RECORDS SUPPLIED>
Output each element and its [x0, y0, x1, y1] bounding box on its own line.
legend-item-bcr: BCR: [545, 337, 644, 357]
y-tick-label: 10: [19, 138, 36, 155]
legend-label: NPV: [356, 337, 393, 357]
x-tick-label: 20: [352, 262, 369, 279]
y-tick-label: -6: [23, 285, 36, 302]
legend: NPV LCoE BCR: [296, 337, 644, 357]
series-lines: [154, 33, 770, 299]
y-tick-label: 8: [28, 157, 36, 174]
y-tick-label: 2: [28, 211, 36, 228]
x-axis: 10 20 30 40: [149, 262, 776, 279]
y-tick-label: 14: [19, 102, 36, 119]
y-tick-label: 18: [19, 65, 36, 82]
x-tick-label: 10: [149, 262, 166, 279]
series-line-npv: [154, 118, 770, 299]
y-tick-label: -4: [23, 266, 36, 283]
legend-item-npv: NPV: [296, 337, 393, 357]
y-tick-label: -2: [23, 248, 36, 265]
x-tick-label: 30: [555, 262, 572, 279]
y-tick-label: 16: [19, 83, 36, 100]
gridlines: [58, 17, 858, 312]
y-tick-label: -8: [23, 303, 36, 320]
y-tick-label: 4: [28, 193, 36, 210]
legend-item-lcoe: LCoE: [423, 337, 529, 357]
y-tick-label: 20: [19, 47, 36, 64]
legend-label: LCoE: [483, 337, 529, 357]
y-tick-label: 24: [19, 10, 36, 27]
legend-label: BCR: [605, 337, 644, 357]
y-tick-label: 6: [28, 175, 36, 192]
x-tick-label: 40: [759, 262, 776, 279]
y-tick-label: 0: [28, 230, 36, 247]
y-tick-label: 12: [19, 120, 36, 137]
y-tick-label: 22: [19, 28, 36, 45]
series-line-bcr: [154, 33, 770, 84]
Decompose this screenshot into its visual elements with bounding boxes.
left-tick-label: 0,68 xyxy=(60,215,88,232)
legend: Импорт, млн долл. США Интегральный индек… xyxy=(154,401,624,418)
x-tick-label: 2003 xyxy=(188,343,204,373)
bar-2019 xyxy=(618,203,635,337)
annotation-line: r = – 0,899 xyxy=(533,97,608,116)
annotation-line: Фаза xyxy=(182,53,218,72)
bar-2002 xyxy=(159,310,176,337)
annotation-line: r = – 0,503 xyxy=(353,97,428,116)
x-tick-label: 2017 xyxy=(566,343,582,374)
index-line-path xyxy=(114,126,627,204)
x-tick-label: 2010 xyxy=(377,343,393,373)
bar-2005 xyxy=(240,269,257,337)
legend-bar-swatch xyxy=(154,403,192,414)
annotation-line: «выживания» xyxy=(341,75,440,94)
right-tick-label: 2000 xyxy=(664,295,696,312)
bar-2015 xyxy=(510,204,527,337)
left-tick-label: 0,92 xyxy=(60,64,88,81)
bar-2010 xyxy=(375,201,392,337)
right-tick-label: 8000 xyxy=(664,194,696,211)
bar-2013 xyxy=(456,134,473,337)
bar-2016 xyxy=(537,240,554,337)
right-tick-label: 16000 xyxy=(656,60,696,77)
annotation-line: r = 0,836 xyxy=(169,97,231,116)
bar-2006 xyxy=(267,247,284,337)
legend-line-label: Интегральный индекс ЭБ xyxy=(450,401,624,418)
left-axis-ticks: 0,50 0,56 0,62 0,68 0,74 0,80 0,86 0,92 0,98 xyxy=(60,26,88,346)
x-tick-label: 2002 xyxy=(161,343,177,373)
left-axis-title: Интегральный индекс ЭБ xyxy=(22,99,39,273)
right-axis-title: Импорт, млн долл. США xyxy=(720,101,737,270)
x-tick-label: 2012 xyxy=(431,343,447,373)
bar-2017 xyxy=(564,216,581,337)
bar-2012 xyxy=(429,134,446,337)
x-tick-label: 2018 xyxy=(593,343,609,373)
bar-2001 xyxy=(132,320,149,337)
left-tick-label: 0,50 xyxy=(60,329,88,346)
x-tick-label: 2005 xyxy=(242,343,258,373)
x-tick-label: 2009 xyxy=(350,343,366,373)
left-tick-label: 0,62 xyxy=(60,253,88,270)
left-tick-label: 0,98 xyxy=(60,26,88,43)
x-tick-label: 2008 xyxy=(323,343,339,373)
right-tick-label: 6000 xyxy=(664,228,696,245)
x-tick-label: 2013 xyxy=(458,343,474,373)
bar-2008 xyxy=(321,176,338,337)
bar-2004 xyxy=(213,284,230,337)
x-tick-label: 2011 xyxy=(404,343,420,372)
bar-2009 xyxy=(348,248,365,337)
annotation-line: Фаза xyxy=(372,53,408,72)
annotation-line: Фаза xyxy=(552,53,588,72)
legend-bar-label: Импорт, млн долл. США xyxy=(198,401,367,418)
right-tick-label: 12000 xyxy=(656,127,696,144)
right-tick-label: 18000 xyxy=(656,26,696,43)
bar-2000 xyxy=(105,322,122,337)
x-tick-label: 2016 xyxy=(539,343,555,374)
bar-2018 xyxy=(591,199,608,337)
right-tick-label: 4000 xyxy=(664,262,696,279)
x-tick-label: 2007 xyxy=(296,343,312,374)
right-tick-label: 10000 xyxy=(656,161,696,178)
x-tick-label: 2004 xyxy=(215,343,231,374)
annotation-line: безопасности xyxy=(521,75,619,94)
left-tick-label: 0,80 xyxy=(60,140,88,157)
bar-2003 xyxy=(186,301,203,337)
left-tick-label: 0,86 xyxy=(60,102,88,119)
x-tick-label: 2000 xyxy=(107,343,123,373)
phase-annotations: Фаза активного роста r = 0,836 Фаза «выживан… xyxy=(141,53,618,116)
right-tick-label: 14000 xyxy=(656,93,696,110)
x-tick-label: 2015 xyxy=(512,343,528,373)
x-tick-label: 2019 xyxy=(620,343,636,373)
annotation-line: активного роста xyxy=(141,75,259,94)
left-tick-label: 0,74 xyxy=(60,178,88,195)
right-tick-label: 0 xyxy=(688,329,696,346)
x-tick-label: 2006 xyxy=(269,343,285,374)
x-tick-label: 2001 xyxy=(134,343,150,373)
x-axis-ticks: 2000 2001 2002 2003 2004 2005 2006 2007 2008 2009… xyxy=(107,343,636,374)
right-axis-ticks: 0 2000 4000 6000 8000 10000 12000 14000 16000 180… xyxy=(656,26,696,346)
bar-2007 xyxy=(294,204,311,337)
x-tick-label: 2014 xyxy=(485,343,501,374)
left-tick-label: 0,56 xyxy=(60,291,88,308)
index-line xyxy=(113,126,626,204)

EXERCISE>
Extract every line of the records from the very first one through the line containing "gridlines: [58, 17, 858, 312]", both included, and reproduce each one unchanged.

EXERCISE ANSWER>
Output each element and its [x0, y0, x1, y1] bounding box on its own line.
legend-item-bcr: BCR: [545, 337, 644, 357]
y-tick-label: 10: [19, 138, 36, 155]
legend-label: NPV: [356, 337, 393, 357]
x-tick-label: 20: [352, 262, 369, 279]
y-tick-label: -6: [23, 285, 36, 302]
legend: NPV LCoE BCR: [296, 337, 644, 357]
series-lines: [154, 33, 770, 299]
y-tick-label: 8: [28, 157, 36, 174]
y-tick-label: 2: [28, 211, 36, 228]
x-axis: 10 20 30 40: [149, 262, 776, 279]
y-tick-label: 14: [19, 102, 36, 119]
y-tick-label: 18: [19, 65, 36, 82]
x-tick-label: 10: [149, 262, 166, 279]
series-line-npv: [154, 118, 770, 299]
y-tick-label: -4: [23, 266, 36, 283]
legend-item-npv: NPV: [296, 337, 393, 357]
y-tick-label: -2: [23, 248, 36, 265]
x-tick-label: 30: [555, 262, 572, 279]
y-tick-label: 16: [19, 83, 36, 100]
gridlines: [58, 17, 858, 312]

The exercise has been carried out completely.